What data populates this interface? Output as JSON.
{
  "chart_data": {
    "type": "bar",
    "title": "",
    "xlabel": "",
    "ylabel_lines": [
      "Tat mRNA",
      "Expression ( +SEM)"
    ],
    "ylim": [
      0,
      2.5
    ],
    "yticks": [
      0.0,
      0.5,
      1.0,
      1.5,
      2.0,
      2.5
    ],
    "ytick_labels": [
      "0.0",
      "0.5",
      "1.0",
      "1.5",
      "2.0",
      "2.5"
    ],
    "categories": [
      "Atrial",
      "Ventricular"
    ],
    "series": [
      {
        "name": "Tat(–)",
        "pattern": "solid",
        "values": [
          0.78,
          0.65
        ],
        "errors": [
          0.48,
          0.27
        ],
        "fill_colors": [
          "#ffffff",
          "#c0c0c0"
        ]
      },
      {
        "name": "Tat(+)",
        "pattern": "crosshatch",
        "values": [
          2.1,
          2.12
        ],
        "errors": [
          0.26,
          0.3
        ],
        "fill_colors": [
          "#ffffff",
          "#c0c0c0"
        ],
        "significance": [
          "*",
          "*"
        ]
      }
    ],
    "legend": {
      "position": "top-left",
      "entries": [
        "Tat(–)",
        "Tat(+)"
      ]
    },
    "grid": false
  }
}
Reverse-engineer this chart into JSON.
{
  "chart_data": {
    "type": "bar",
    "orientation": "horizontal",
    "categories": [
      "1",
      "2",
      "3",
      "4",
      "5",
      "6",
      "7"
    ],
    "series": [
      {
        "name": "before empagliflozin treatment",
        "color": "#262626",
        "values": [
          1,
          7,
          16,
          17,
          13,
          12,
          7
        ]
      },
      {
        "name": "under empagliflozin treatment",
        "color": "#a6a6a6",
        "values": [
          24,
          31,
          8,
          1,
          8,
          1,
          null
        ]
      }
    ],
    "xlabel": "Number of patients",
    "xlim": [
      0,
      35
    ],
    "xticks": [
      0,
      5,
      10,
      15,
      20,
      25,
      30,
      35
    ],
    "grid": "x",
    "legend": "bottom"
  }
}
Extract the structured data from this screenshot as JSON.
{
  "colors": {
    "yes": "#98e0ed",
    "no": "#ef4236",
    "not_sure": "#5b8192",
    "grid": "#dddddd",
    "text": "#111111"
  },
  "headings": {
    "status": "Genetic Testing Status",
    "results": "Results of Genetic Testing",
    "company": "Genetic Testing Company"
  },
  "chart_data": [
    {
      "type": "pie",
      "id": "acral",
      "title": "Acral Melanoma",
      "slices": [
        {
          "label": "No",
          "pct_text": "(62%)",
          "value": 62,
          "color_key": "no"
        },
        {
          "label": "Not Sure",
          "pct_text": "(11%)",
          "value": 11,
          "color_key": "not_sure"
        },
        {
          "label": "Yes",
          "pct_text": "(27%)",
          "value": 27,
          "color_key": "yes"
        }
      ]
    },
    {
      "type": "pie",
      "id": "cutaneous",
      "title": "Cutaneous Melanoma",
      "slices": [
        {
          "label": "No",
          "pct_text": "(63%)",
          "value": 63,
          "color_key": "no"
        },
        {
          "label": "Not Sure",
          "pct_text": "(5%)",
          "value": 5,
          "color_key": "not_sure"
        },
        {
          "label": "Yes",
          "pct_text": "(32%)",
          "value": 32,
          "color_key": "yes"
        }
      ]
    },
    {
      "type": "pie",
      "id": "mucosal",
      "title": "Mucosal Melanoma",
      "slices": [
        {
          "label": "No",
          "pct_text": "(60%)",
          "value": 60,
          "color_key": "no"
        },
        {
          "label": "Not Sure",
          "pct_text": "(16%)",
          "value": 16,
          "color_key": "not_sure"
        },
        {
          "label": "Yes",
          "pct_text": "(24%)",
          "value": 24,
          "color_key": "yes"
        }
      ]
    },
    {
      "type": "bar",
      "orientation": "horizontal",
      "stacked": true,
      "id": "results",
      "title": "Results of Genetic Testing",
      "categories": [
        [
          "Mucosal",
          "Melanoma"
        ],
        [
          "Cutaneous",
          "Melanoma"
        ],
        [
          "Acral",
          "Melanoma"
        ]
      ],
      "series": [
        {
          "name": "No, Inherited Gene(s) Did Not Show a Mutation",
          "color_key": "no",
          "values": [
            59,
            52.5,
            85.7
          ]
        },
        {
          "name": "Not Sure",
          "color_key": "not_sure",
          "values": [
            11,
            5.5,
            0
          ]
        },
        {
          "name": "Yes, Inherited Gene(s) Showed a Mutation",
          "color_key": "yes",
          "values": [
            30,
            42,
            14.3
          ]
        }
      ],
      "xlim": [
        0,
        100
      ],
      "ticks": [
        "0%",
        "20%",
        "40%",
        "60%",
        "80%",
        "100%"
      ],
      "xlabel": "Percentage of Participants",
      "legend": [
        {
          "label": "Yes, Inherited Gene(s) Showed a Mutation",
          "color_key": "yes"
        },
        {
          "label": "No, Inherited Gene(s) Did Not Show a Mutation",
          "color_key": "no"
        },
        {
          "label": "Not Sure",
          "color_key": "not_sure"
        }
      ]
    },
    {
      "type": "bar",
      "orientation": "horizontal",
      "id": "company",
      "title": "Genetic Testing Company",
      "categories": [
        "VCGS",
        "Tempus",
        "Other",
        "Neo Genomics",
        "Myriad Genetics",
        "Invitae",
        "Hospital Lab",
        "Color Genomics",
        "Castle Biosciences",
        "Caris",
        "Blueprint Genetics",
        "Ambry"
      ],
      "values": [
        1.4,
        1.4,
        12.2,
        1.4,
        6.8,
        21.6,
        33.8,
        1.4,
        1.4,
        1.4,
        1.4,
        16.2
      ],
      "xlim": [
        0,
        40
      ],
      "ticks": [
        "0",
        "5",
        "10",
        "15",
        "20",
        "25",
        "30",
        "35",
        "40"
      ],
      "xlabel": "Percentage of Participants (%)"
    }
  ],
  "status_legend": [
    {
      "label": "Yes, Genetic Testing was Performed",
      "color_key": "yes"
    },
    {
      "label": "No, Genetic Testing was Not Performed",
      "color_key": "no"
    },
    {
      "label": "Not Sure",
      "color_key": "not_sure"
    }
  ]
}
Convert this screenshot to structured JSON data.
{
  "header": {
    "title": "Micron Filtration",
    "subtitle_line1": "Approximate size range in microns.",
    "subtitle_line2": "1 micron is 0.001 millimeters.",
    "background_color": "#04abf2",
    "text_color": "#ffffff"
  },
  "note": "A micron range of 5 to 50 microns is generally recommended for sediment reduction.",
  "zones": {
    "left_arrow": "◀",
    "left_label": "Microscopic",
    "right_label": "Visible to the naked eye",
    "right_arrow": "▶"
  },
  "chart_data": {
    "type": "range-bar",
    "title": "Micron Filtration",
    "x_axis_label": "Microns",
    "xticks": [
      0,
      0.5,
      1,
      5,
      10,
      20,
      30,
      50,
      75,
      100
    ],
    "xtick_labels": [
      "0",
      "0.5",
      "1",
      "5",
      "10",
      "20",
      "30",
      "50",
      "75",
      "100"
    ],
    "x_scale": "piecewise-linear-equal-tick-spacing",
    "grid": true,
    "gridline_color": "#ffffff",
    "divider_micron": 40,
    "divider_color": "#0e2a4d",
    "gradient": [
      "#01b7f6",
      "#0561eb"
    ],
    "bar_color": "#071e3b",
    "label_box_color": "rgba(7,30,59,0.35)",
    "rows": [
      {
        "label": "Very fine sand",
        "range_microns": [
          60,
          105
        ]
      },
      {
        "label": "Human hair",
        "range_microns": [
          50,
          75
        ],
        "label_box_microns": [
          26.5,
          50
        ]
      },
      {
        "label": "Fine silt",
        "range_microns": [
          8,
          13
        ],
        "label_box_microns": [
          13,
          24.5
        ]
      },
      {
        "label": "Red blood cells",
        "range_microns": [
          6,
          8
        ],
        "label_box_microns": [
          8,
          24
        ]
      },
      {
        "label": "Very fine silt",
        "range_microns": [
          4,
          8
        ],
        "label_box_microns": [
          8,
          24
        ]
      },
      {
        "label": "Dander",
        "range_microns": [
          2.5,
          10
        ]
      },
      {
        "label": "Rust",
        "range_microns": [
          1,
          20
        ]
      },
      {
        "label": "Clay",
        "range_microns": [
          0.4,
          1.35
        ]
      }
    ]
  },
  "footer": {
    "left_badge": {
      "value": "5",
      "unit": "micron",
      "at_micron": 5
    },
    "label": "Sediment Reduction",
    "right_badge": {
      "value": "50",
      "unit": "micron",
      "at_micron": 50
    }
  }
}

----------------

◆ What this task involves ◆
In the records above, find every line containing the word "Showed" and show it.

◆ Exercise response ◆
          "name": "Yes, Inherited Gene(s) Showed a Mutation",
          "label": "Yes, Inherited Gene(s) Showed a Mutation",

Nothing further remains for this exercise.